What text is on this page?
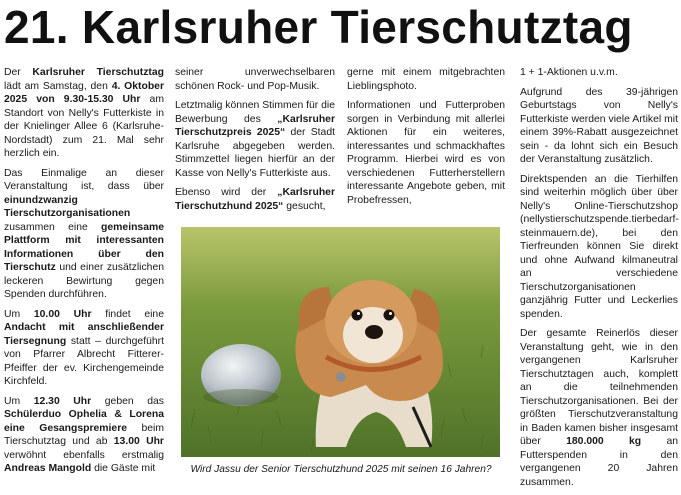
21. Karlsruher Tierschutztag

Der Karlsruher Tierschutztag lädt am Samstag, den 4. Oktober 2025 von 9.30-15.30 Uhr am Standort von Nelly's Futterkiste in der Knielinger Allee 6 (Karlsruhe-Nordstadt) zum 21. Mal sehr herzlich ein.

Das Einmalige an dieser Veranstaltung ist, dass über einundzwanzig Tierschutzorganisationen zusammen eine gemeinsame Plattform mit interessanten Informationen über den Tierschutz und einer zusätzlichen leckeren Bewirtung gegen Spenden durchführen.

Um 10.00 Uhr findet eine Andacht mit anschließender Tiersegnung statt – durchgeführt von Pfarrer Albrecht Fitterer-Pfeiffer der ev. Kirchengemeinde Kirchfeld.

Um 12.30 Uhr geben das Schülerduo Ophelia & Lorena eine Gesangspremiere beim Tierschutztag und ab 13.00 Uhr verwöhnt ebenfalls erstmalig Andreas Mangold die Gäste mit

seiner unverwechselbaren schönen Rock- und Pop-Musik.

Letztmalig können Stimmen für die Bewerbung des „Karlsruher Tierschutzpreis 2025“ der Stadt Karlsruhe abgegeben werden. Stimmzettel liegen hierfür an der Kasse von Nelly's Futterkiste aus.

Ebenso wird der „Karlsruher Tierschutzhund 2025“ gesucht,

gerne mit einem mitgebrachten Lieblingsphoto.

Informationen und Futterproben sorgen in Verbindung mit allerlei Aktionen für ein weiteres, interessantes und schmackhaftes Programm. Hierbei wird es von verschiedenen Futterherstellern interessante Angebote geben, mit Probefressen,

1 + 1-Aktionen u.v.m.

Aufgrund des 39-jährigen Geburtstags von Nelly's Futterkiste werden viele Artikel mit einem 39%-Rabatt ausgezeichnet sein - da lohnt sich ein Besuch der Veranstaltung zusätzlich.

Direktspenden an die Tierhilfen sind weiterhin möglich über über Nelly's Online-Tierschutzshop (nellystierschutzspende.tierbedarf-steinmauern.de), bei den Tierfreunden können Sie direkt und ohne Aufwand kilmaneutral an verschiedene Tierschutzorganisationen ganzjährig Futter und Leckerlies spenden.

Der gesamte Reinerlös dieser Veranstaltung geht, wie in den vergangenen Karlsruher Tierschutztagen auch, komplett an die teilnehmenden Tierschutzorganisationen. Bei der größten Tierschutzveranstaltung in Baden kamen bisher insgesamt über 180.000 kg an Futterspenden in den vergangenen 20 Jahren zusammen.

Wird Jassu der Senior Tierschutzhund 2025 mit seinen 16 Jahren?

## [Written request]
Extract all lines from the data in which "Tierschutzhund" is found.

## [Task result]
Ebenso wird der „Karlsruher Tierschutzhund 2025“ gesucht,
Wird Jassu der Senior Tierschutzhund 2025 mit seinen 16 Jahren?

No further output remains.